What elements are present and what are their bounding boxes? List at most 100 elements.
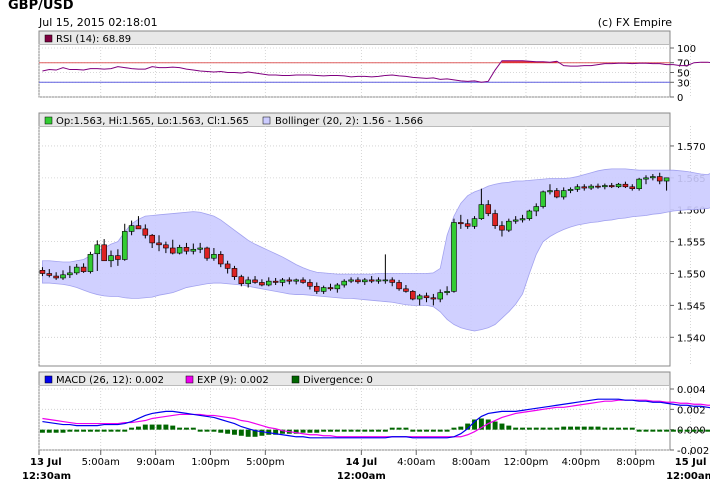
divergence-bar: [245, 429, 251, 437]
candle-body: [506, 220, 512, 231]
price-panel: 1.5701.5651.5601.5551.5501.5451.540Op:1.…: [38, 112, 710, 367]
candle-body: [368, 279, 375, 282]
divergence-bar: [492, 421, 498, 430]
price-ytick-label: 1.540: [677, 333, 706, 344]
divergence-bar: [499, 423, 505, 430]
ohlc-legend-swatch: [44, 116, 53, 125]
candle-body: [451, 222, 457, 292]
divergence-bar: [513, 427, 519, 430]
divergence-bar: [657, 429, 663, 432]
divergence-bar: [142, 424, 148, 430]
divergence-bar: [362, 429, 368, 432]
x-tick-label: 1:00pm: [191, 457, 230, 468]
x-tick-label: 9:00am: [136, 457, 174, 468]
candle-body: [341, 280, 347, 286]
rsi-legend: RSI (14): 68.89: [56, 34, 131, 45]
divergence-bar: [60, 429, 66, 433]
ohlc-legend: Op:1.563, Hi:1.565, Lo:1.563, Cl:1.565: [56, 116, 249, 127]
candle-body: [252, 279, 258, 283]
divergence-bar: [396, 427, 402, 430]
candle-body: [238, 276, 245, 285]
candle-body: [471, 218, 478, 227]
divergence-bar: [218, 429, 224, 433]
candle-body: [396, 282, 402, 290]
divergence-bar: [135, 426, 141, 430]
divergence-bar: [670, 429, 676, 432]
divergence-bar: [177, 427, 183, 430]
divergence-bar: [101, 429, 107, 432]
candle-body: [375, 279, 382, 282]
candle-body: [286, 279, 293, 282]
candle-body: [608, 185, 615, 188]
macd-legend-1: EXP (9): 0.002: [197, 375, 269, 386]
candle-body: [519, 218, 526, 221]
divergence-bar: [616, 427, 622, 430]
divergence-bar: [540, 427, 546, 430]
candle-body: [169, 247, 176, 254]
divergence-bar: [698, 429, 704, 432]
candle-body: [458, 222, 464, 225]
x-tick-label: 8:00pm: [616, 457, 655, 468]
rsi-legend-bar: [39, 31, 670, 45]
divergence-bar: [444, 429, 450, 432]
divergence-bar: [348, 429, 354, 432]
candle-body: [204, 247, 210, 259]
candle-body: [403, 288, 409, 292]
candle-body: [355, 279, 361, 283]
divergence-bar: [588, 426, 594, 430]
divergence-bar: [602, 427, 608, 430]
candle-body: [108, 255, 114, 262]
candle-body: [327, 287, 334, 290]
divergence-bar: [225, 429, 231, 434]
x-tick-label: 15 Jul: [675, 457, 707, 468]
macd-ytick-label: 0.002: [677, 405, 706, 416]
candle-body: [73, 266, 80, 274]
candle-body: [128, 225, 135, 232]
candle-body: [190, 248, 197, 252]
candle-body: [231, 268, 238, 278]
candle-body: [217, 254, 224, 265]
candle-body: [142, 228, 149, 236]
macd-legend-0: MACD (26, 12): 0.002: [56, 375, 164, 386]
candle-body: [67, 272, 73, 276]
candle-body: [87, 254, 94, 272]
candle-body: [444, 291, 450, 293]
candle-body: [259, 282, 265, 286]
divergence-bar: [506, 425, 512, 430]
divergence-bar: [238, 429, 244, 436]
divergence-bar: [170, 425, 176, 430]
candle-body: [320, 287, 327, 292]
price-ytick-label: 1.550: [677, 270, 706, 281]
candle-body: [622, 183, 629, 188]
divergence-bar: [437, 429, 443, 432]
divergence-bar: [307, 429, 313, 433]
chart-canvas: 1007050300RSI (14): 68.89 1.5701.5651.56…: [22, 30, 710, 482]
x-axis: 13 Jul 12:30am 5:00am 9:00am 1:00pm 5:00pm 14 …: [22, 450, 710, 482]
divergence-bar: [341, 429, 347, 432]
candle-body: [80, 266, 87, 272]
divergence-bar: [705, 429, 710, 432]
divergence-bar: [190, 427, 196, 430]
bollinger-legend-swatch: [262, 116, 271, 125]
candle-body: [492, 213, 498, 226]
candle-body: [437, 292, 444, 300]
divergence-bar: [520, 427, 526, 430]
divergence-bar: [410, 429, 416, 432]
candle-body: [224, 263, 231, 269]
candle-body: [512, 219, 519, 222]
candle-body: [46, 273, 53, 276]
divergence-bar: [595, 426, 601, 430]
divergence-bar: [115, 429, 121, 432]
candle-body: [183, 247, 190, 252]
candle-body: [547, 190, 553, 193]
divergence-bar: [87, 429, 93, 432]
candle-body: [382, 279, 389, 282]
candle-body: [265, 280, 272, 286]
candle-body: [300, 279, 306, 283]
divergence-bar: [334, 429, 340, 432]
x-tick-sublabel: 12:30am: [22, 471, 71, 482]
candle-body: [663, 177, 670, 182]
divergence-bar: [561, 426, 567, 430]
divergence-bar: [39, 429, 45, 433]
divergence-bar: [259, 429, 265, 436]
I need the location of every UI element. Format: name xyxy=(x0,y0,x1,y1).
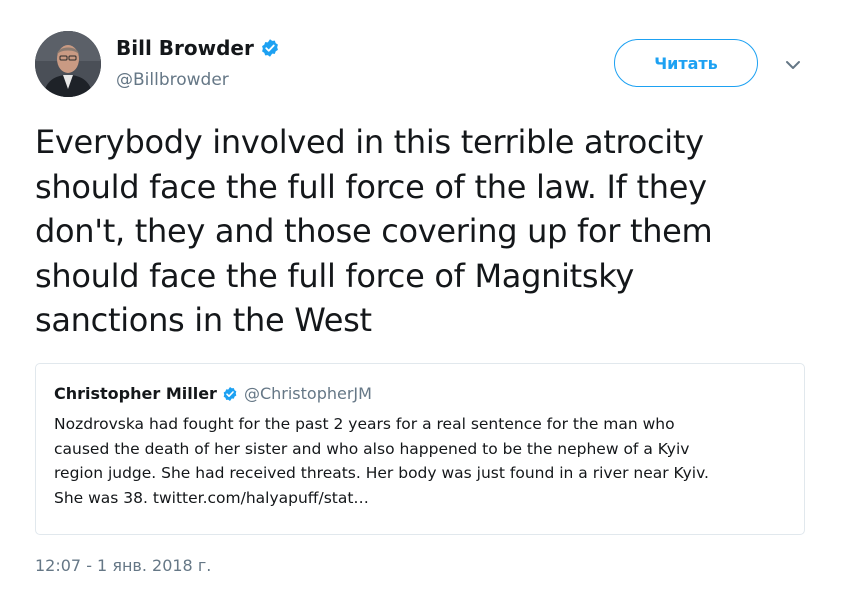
quoted-author-name: Christopher Miller xyxy=(54,384,217,403)
tweet-timestamp[interactable]: 12:07 - 1 янв. 2018 г. xyxy=(35,556,211,575)
quoted-text-line: She was 38. twitter.com/halyapuff/stat… xyxy=(54,488,369,507)
chevron-down-icon[interactable] xyxy=(782,54,804,76)
quoted-tweet-header: Christopher Miller @ChristopherJM xyxy=(54,384,372,403)
quoted-tweet[interactable]: Christopher Miller @ChristopherJM Nozdro… xyxy=(35,363,805,535)
tweet-text-line: should face the full force of the law. I… xyxy=(35,167,707,206)
quoted-tweet-text: Nozdrovska had fought for the past 2 yea… xyxy=(54,412,794,510)
author-name-row[interactable]: Bill Browder xyxy=(116,36,280,60)
avatar[interactable] xyxy=(35,31,101,97)
tweet-text: Everybody involved in this terrible atro… xyxy=(35,120,825,343)
quoted-text-line: caused the death of her sister and who a… xyxy=(54,439,690,458)
tweet-text-line: Everybody involved in this terrible atro… xyxy=(35,123,704,161)
quoted-text-line: Nozdrovska had fought for the past 2 yea… xyxy=(54,415,675,433)
verified-badge-icon xyxy=(260,38,280,58)
tweet-text-line: should face the full force of Magnitsky xyxy=(35,256,635,295)
follow-button[interactable]: Читать xyxy=(614,39,758,87)
author-handle[interactable]: @Billbrowder xyxy=(116,70,229,90)
tweet-text-line: sanctions in the West xyxy=(35,301,372,339)
verified-badge-icon xyxy=(222,386,238,402)
author-name[interactable]: Bill Browder xyxy=(116,36,254,60)
tweet-text-line: don't, they and those covering up for th… xyxy=(35,212,713,250)
quoted-text-line: region judge. She had received threats. … xyxy=(54,464,709,482)
quoted-author-handle: @ChristopherJM xyxy=(243,384,372,403)
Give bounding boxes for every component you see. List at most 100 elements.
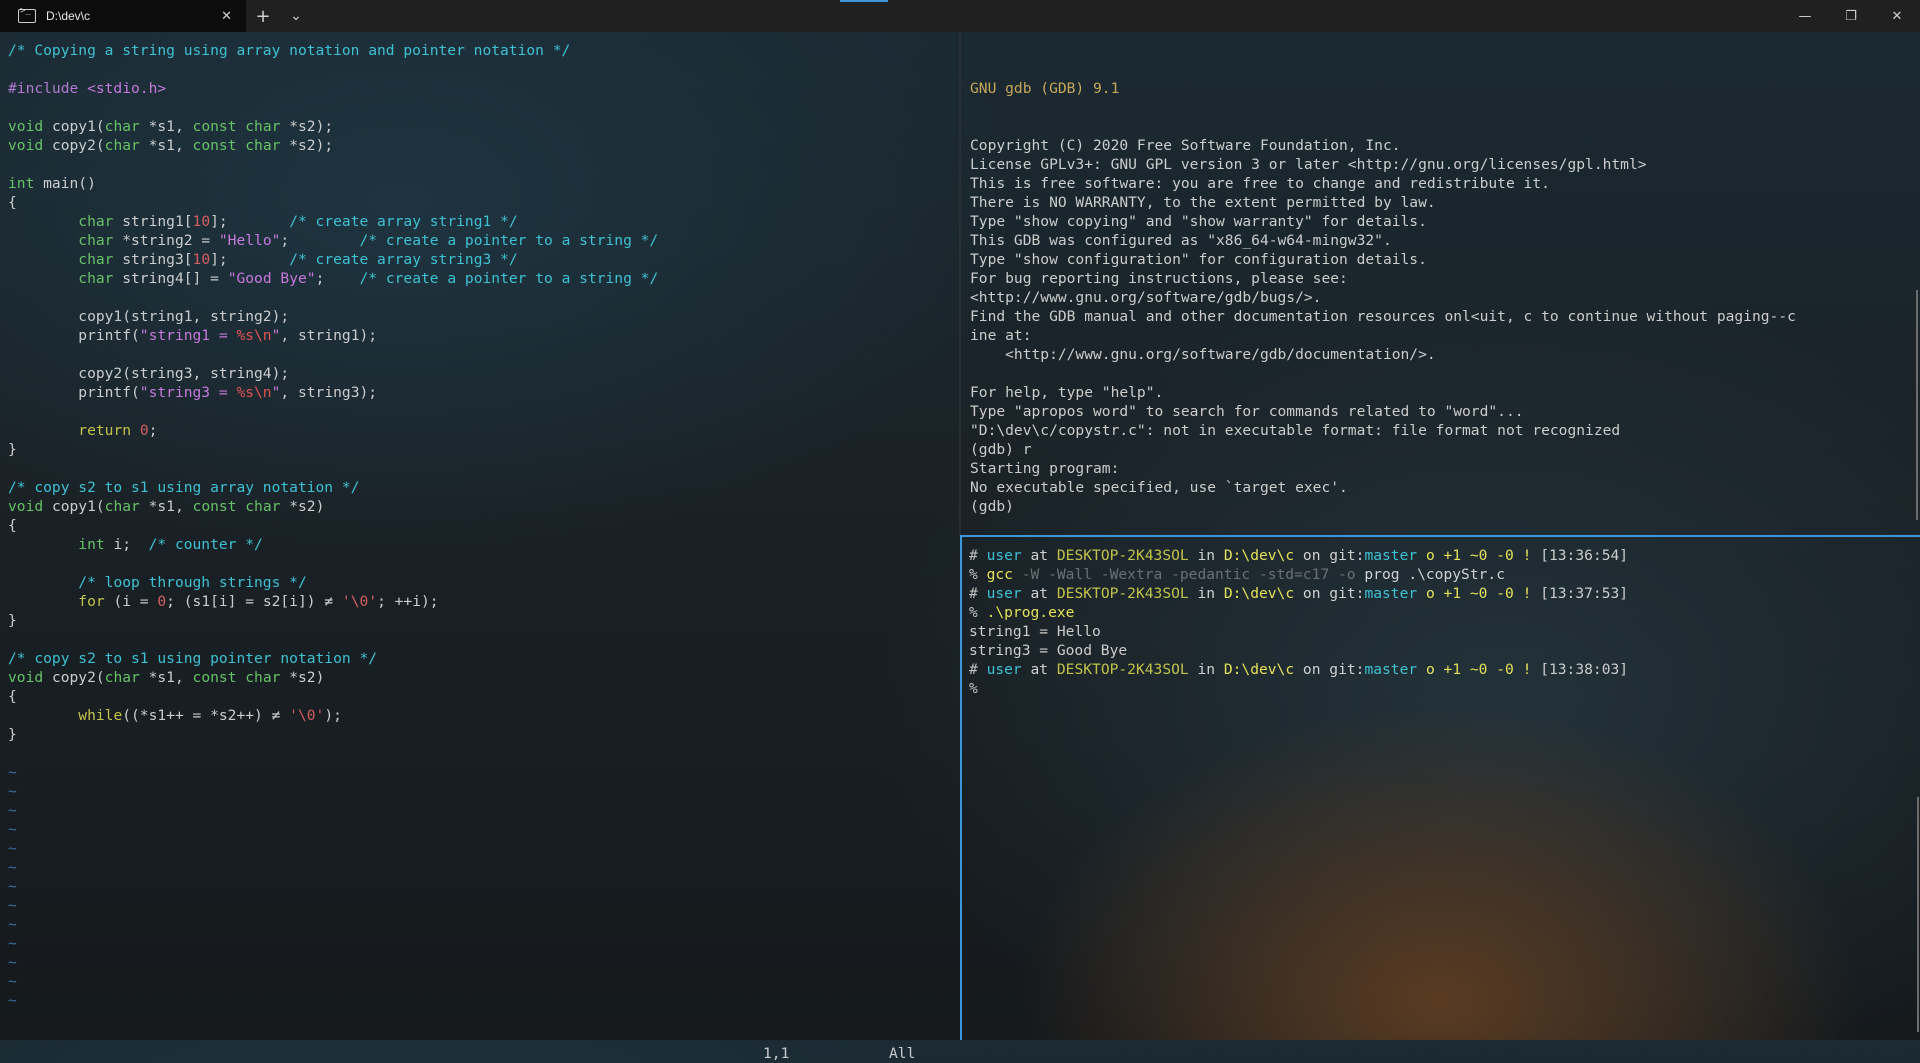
- code-token: ~: [8, 783, 17, 800]
- code-token: "string1 =: [139, 327, 237, 344]
- command-name: gcc: [986, 566, 1013, 583]
- prompt-percent: %: [969, 604, 987, 621]
- gdb-line: (gdb) r: [970, 441, 1032, 458]
- gdb-line: This is free software: you are free to c…: [970, 175, 1550, 192]
- code-token: printf(: [8, 327, 140, 344]
- shell-scrollbar[interactable]: [1917, 797, 1919, 1032]
- code-line: {: [8, 193, 658, 212]
- gdb-pane[interactable]: GNU gdb (GDB) 9.1 Copyright (C) 2020 Fre…: [961, 32, 1920, 535]
- code-token: /* Copying a string using array notation…: [8, 42, 571, 59]
- code-token: <stdio.h>: [87, 80, 167, 97]
- code-line: copy1(string1, string2);: [8, 307, 658, 326]
- code-token: *s2);: [280, 118, 334, 135]
- code-line: char string1[10]; /* create array string…: [8, 212, 658, 231]
- code-token: ~: [8, 992, 17, 1009]
- code-token: #include: [8, 80, 88, 97]
- code-line: /* loop through strings */: [8, 573, 658, 592]
- code-line: ~: [8, 896, 658, 915]
- code-area[interactable]: /* Copying a string using array notation…: [8, 41, 658, 1010]
- gdb-line: "D:\dev\c/copystr.c": not in executable …: [970, 422, 1621, 439]
- code-token: const char: [192, 137, 281, 154]
- code-token: while: [78, 707, 123, 724]
- prompt-host: DESKTOP-2K43SOL: [1056, 547, 1189, 564]
- code-token: 10: [192, 251, 211, 268]
- gdb-line: [970, 364, 1796, 383]
- code-line: void copy1(char *s1, const char *s2);: [8, 117, 658, 136]
- gdb-line: Copyright (C) 2020 Free Software Foundat…: [970, 137, 1401, 154]
- prompt-dir: D:\dev\c: [1223, 585, 1295, 602]
- prompt-git: git:: [1329, 585, 1365, 602]
- shell-pane[interactable]: # user at DESKTOP-2K43SOL in D:\dev\c on…: [960, 535, 1920, 1040]
- gdb-scrollbar[interactable]: [1916, 290, 1918, 520]
- code-line: int i; /* counter */: [8, 535, 658, 554]
- minimize-button[interactable]: —: [1782, 0, 1828, 32]
- output-line: string1 = Hello: [969, 623, 1101, 640]
- code-token: %s\n: [236, 327, 272, 344]
- code-line: for (i = 0; (s1[i] = s2[i]) ≠ '\0'; ++i)…: [8, 592, 658, 611]
- code-token: char: [104, 669, 140, 686]
- code-token: const char: [192, 669, 281, 686]
- prompt-hash: #: [969, 585, 987, 602]
- close-window-button[interactable]: ✕: [1874, 0, 1920, 32]
- gdb-line: Type "show configuration" for configurat…: [970, 251, 1427, 268]
- gdb-line: (gdb): [970, 498, 1014, 515]
- prompt-flags: o +1 ~0 -0 !: [1417, 585, 1541, 602]
- code-line: int main(): [8, 174, 658, 193]
- powershell-icon: [18, 6, 36, 23]
- code-token: copy2(string3, string4);: [8, 365, 290, 382]
- code-token: 0: [139, 422, 149, 439]
- prompt-time: [13:38:03]: [1540, 661, 1629, 678]
- code-line: copy2(string3, string4);: [8, 364, 658, 383]
- code-line: char *string2 = "Hello"; /* create a poi…: [8, 231, 658, 250]
- gdb-line: Type "apropos word" to search for comman…: [970, 403, 1524, 420]
- code-token: /* create array string3 */: [289, 251, 518, 268]
- code-token: /* create a pointer to a string */: [359, 270, 659, 287]
- prompt-percent: %: [969, 680, 987, 697]
- code-token: copy2(: [43, 669, 105, 686]
- code-line: ~: [8, 839, 658, 858]
- close-tab-icon[interactable]: ✕: [221, 9, 232, 24]
- prompt-dir: D:\dev\c: [1223, 547, 1295, 564]
- code-line: ~: [8, 972, 658, 991]
- prompt-branch: master: [1364, 585, 1418, 602]
- code-token: ;: [148, 422, 158, 439]
- code-token: ~: [8, 878, 17, 895]
- tab-dropdown-button[interactable]: ⌄: [286, 0, 306, 32]
- code-token: ];: [210, 251, 290, 268]
- tab-terminal[interactable]: D:\dev\c ✕: [0, 0, 246, 32]
- gdb-line: There is NO WARRANTY, to the extent perm…: [970, 194, 1436, 211]
- code-token: copy1(: [43, 498, 105, 515]
- command-name: .\prog.exe: [986, 604, 1075, 621]
- code-token: copy2(: [43, 137, 105, 154]
- output-line: string3 = Good Bye: [969, 642, 1128, 659]
- prompt-branch: master: [1364, 661, 1418, 678]
- gdb-line: Starting program:: [970, 460, 1120, 477]
- editor-pane[interactable]: /* Copying a string using array notation…: [0, 32, 959, 1062]
- code-token: *s2): [280, 669, 325, 686]
- prompt-text: in: [1188, 547, 1224, 564]
- code-line: }: [8, 611, 658, 630]
- code-line: char string3[10]; /* create array string…: [8, 250, 658, 269]
- gdb-line: <http://www.gnu.org/software/gdb/bugs/>.: [970, 289, 1322, 306]
- cursor-position: 1,1: [763, 1045, 790, 1062]
- code-token: , string3);: [280, 384, 378, 401]
- command-line: % gcc -W -Wall -Wextra -pedantic -std=c1…: [969, 565, 1628, 584]
- code-token: }: [8, 612, 17, 629]
- maximize-button[interactable]: ❐: [1828, 0, 1874, 32]
- code-token: int: [78, 536, 105, 553]
- code-token: int: [8, 175, 35, 192]
- new-tab-button[interactable]: +: [252, 0, 274, 32]
- code-line: void copy2(char *s1, const char *s2): [8, 668, 658, 687]
- code-line: ~: [8, 801, 658, 820]
- code-token: "string3 =: [139, 384, 237, 401]
- prompt-text: at: [1021, 547, 1057, 564]
- prompt-user: user: [986, 585, 1022, 602]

- - -

## WHAT THE TASK ASKS
Can you rewrite the lines from the one with "quoted-author-name: Christopher Miller" to the one with "quoted-tweet-header: Christopher Miller", swapping "xyxy" for "bbox" and leaving everything else unchanged? Give only those lines.

## SOLUTION TO THIS PROBLEM
quoted-author-name: Christopher Miller bbox=(54,384,217,403)
tweet-timestamp[interactable]: 12:07 - 1 янв. 2018 г. bbox=(35,556,211,575)
quoted-text-line: She was 38. twitter.com/halyapuff/stat… bbox=(54,488,369,507)
chevron-down-icon[interactable] bbox=(782,54,804,76)
quoted-tweet-header: Christopher Miller @ChristopherJM bbox=(54,384,372,403)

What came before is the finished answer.